**Task objective:**
In the material below, list every line carrying the string "structured".

*** The records ***

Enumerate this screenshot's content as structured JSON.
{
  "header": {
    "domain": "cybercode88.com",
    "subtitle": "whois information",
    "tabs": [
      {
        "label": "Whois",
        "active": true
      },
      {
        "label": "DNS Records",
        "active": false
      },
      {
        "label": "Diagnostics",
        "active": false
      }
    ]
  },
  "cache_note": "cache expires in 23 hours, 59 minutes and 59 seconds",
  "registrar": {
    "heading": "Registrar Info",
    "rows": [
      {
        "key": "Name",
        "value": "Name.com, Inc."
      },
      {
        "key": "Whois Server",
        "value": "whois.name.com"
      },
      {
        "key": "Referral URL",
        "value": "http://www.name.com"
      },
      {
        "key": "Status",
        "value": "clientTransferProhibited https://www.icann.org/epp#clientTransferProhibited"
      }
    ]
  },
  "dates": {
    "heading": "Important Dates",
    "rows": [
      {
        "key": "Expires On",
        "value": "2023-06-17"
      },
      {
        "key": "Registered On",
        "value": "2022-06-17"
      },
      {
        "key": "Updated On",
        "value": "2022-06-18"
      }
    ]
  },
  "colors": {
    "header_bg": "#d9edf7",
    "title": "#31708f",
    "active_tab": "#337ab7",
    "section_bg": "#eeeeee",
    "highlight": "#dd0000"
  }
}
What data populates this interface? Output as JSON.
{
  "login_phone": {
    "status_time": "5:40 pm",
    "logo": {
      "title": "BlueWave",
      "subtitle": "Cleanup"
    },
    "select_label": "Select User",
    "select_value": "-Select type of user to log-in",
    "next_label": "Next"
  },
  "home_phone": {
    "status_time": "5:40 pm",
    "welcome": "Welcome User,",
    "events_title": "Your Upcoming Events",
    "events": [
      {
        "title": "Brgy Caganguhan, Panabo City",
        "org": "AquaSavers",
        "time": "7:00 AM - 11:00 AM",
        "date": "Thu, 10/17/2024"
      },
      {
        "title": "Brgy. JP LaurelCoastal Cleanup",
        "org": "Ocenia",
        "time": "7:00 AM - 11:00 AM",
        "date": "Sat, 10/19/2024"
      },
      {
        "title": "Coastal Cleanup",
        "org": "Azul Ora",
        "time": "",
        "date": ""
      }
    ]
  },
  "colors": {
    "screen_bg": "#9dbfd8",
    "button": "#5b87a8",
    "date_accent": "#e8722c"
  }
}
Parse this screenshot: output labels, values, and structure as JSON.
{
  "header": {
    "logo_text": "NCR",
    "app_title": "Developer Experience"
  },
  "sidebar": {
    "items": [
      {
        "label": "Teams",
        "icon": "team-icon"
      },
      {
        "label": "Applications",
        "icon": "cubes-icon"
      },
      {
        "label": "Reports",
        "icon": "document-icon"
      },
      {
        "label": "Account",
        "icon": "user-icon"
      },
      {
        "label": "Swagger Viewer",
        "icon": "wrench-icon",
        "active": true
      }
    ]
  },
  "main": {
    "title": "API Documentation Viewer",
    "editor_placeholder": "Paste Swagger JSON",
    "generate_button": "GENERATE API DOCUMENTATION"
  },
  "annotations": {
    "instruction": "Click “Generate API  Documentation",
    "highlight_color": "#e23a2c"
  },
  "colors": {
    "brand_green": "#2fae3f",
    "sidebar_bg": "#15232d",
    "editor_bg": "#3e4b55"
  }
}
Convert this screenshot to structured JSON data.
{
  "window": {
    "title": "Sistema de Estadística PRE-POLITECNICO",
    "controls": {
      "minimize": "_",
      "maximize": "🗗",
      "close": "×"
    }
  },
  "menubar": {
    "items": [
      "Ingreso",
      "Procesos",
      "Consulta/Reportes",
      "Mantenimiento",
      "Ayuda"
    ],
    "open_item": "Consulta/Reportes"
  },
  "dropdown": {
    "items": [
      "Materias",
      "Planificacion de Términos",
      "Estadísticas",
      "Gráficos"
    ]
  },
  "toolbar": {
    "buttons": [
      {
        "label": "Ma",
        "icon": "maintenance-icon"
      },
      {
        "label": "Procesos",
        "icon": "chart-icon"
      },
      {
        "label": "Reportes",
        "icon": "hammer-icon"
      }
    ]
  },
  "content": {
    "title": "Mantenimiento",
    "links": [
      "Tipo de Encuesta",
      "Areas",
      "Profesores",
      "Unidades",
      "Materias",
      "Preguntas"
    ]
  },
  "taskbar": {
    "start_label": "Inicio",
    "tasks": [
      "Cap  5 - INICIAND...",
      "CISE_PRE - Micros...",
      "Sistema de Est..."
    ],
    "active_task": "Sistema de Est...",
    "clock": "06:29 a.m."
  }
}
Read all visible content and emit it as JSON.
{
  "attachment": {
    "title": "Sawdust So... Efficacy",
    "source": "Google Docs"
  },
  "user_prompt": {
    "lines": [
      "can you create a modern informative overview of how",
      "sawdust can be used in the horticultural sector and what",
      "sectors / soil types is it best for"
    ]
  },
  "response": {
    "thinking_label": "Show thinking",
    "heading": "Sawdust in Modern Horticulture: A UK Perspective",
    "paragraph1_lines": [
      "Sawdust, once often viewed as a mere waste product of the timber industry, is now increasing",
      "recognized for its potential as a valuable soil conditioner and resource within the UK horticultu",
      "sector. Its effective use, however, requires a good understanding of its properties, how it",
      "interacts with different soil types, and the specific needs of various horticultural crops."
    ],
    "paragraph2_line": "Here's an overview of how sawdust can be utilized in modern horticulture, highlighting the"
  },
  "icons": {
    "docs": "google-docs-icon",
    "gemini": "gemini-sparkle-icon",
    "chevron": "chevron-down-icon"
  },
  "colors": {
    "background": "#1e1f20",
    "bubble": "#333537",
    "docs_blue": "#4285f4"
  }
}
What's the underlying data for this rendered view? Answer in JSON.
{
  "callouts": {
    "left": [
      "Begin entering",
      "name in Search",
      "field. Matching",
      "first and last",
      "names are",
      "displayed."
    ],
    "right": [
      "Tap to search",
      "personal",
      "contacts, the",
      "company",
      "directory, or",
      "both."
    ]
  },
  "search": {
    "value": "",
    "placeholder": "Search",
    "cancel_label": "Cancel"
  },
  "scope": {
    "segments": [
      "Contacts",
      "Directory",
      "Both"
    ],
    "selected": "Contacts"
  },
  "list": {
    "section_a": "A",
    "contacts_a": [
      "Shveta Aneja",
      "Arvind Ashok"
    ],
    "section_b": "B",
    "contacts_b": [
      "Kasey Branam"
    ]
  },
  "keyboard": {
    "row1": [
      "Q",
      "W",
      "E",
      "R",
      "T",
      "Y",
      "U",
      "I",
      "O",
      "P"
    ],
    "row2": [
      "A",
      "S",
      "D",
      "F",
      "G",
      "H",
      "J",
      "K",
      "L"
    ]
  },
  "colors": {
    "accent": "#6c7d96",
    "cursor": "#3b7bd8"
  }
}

***

**Written reply:**
Enumerate this screenshot's content as structured JSON.
Convert this screenshot to structured JSON data.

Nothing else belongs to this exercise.